__REQUIRED WORK__. In the entries below, find the lines that contain the word "Windows" and copy them.

__DATA__.
-.-.-

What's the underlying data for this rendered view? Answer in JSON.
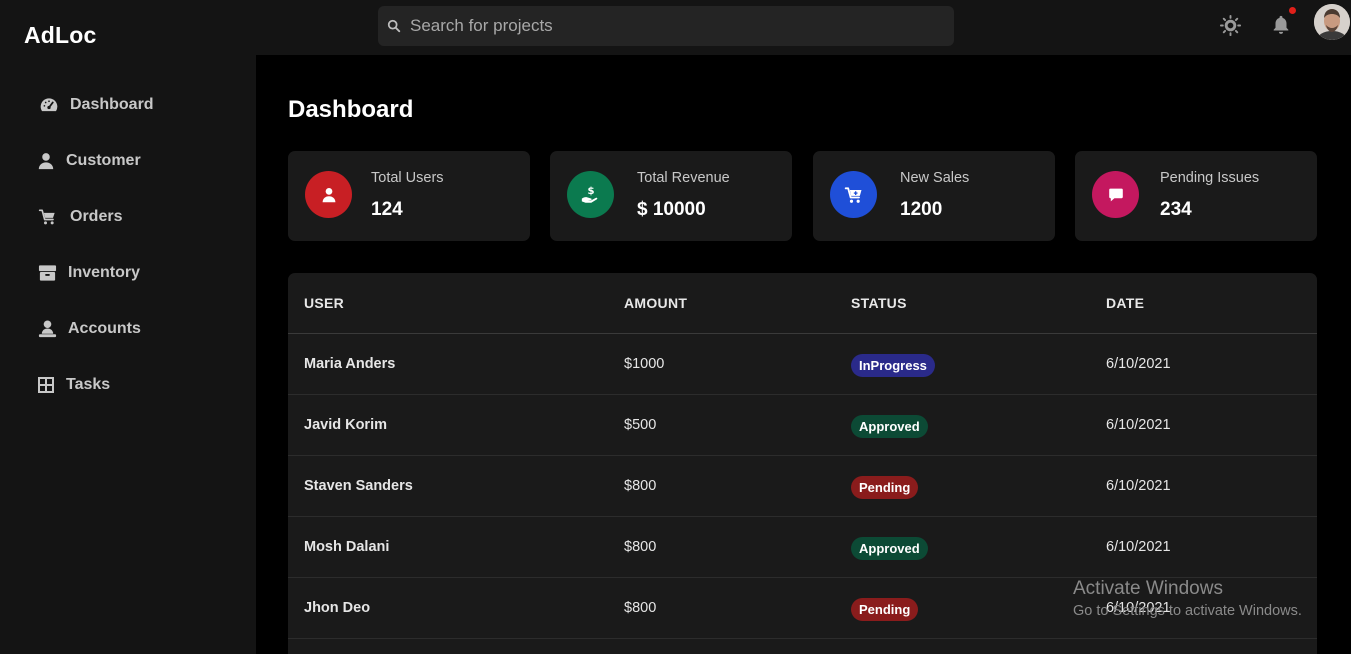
{
  "app": {
    "brand": "AdLoc"
  },
  "search": {
    "placeholder": "Search for projects",
    "icon": "search-icon"
  },
  "topbar": {
    "icons": [
      "brightness-icon",
      "bell-icon"
    ],
    "notification_dot_color": "#e0201a"
  },
  "sidebar": {
    "items": [
      {
        "label": "Dashboard",
        "icon": "speedometer-icon"
      },
      {
        "label": "Customer",
        "icon": "user-icon"
      },
      {
        "label": "Orders",
        "icon": "cart-icon"
      },
      {
        "label": "Inventory",
        "icon": "box-icon"
      },
      {
        "label": "Accounts",
        "icon": "person-desk-icon"
      },
      {
        "label": "Tasks",
        "icon": "grid-icon"
      }
    ]
  },
  "main": {
    "title": "Dashboard"
  },
  "cards": [
    {
      "label": "Total Users",
      "value": "124",
      "icon": "user-icon",
      "color": "#c81f24"
    },
    {
      "label": "Total Revenue",
      "value": "$ 10000",
      "icon": "hand-dollar-icon",
      "color": "#0b7a4f"
    },
    {
      "label": "New Sales",
      "value": "1200",
      "icon": "cart-icon",
      "color": "#1f4fd8"
    },
    {
      "label": "Pending Issues",
      "value": "234",
      "icon": "chat-icon",
      "color": "#c4185f"
    }
  ],
  "table": {
    "headers": [
      "USER",
      "AMOUNT",
      "STATUS",
      "DATE"
    ],
    "rows": [
      {
        "user": "Maria Anders",
        "amount": "$1000",
        "status": "InProgress",
        "date": "6/10/2021"
      },
      {
        "user": "Javid Korim",
        "amount": "$500",
        "status": "Approved",
        "date": "6/10/2021"
      },
      {
        "user": "Staven Sanders",
        "amount": "$800",
        "status": "Pending",
        "date": "6/10/2021"
      },
      {
        "user": "Mosh Dalani",
        "amount": "$800",
        "status": "Approved",
        "date": "6/10/2021"
      },
      {
        "user": "Jhon Deo",
        "amount": "$800",
        "status": "Pending",
        "date": "6/10/2021"
      }
    ]
  },
  "status_colors": {
    "InProgress": "#2a2a8a",
    "Approved": "#0c4a35",
    "Pending": "#8a1c1c"
  },
  "watermark": {
    "line1": "Activate Windows",
    "line2": "Go to Settings to activate Windows."
  }
}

-.-.-

__CORRECT OUTPUT__.
    "line1": "Activate Windows",
    "line2": "Go to Settings to activate Windows."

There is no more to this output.